Copy out the lines of the material below word for word, from its first line through the line containing "watermark-text: 九游 [925, 452, 978, 482]", both ends included.

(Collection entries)
· · · ·

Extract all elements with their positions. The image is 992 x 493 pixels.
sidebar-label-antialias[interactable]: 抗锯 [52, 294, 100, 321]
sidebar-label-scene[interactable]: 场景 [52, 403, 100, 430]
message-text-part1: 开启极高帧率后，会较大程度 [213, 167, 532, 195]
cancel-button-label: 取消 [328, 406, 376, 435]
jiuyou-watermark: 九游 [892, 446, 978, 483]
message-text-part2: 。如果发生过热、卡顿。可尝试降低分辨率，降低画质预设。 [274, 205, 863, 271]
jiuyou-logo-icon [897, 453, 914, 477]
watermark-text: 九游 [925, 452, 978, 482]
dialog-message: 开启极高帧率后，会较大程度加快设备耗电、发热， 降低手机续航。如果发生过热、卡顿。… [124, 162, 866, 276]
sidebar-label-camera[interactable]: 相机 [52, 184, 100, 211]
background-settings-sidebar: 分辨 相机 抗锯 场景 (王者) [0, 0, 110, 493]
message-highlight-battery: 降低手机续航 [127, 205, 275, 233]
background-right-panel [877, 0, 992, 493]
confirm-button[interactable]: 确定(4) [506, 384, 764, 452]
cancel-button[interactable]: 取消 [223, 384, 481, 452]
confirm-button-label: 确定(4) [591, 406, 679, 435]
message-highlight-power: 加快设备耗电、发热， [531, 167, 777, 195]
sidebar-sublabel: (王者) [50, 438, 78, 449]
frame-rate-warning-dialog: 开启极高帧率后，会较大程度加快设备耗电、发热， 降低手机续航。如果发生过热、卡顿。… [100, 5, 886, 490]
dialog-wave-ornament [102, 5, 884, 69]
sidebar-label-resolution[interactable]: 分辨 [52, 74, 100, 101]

· · · ·

Worked answer >>
Extract all elements with their positions. The image is 992 x 493 pixels.
sidebar-label-antialias[interactable]: 抗锯 [52, 294, 100, 321]
sidebar-label-scene[interactable]: 场景 [52, 403, 100, 430]
message-text-part1: 开启极高帧率后，会较大程度 [213, 167, 532, 195]
cancel-button-label: 取消 [328, 406, 376, 435]
jiuyou-watermark: 九游 [892, 446, 978, 483]
message-text-part2: 。如果发生过热、卡顿。可尝试降低分辨率，降低画质预设。 [274, 205, 863, 271]
jiuyou-logo-icon [897, 453, 914, 477]
watermark-text: 九游 [925, 452, 978, 482]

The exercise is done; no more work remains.